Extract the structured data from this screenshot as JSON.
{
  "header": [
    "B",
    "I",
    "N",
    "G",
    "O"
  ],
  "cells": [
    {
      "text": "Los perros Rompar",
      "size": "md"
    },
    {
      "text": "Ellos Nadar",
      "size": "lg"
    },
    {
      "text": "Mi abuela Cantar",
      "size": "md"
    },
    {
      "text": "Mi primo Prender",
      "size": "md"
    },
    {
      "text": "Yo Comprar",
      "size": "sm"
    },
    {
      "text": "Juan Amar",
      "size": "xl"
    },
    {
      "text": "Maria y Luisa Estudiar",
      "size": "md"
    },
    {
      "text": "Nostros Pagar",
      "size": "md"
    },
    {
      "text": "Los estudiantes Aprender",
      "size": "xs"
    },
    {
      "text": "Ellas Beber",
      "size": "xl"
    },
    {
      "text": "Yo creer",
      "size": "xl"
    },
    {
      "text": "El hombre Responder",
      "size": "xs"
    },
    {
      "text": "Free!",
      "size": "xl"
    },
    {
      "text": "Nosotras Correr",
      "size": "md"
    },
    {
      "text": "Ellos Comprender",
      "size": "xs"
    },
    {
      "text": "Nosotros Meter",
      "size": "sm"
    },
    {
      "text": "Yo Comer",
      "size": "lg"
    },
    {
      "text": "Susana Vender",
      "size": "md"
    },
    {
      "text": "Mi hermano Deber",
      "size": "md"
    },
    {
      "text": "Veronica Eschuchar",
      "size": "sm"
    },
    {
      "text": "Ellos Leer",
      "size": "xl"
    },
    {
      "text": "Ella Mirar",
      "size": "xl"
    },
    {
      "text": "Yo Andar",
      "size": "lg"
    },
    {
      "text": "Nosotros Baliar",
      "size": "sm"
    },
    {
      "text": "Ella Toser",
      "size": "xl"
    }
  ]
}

========================================

WRITTEN INSTRUCTION: Pick out every line above that holds the word "Nosotros" and copy it.

RESPONSE:
      "text": "Nosotros Meter",
      "text": "Nosotros Baliar",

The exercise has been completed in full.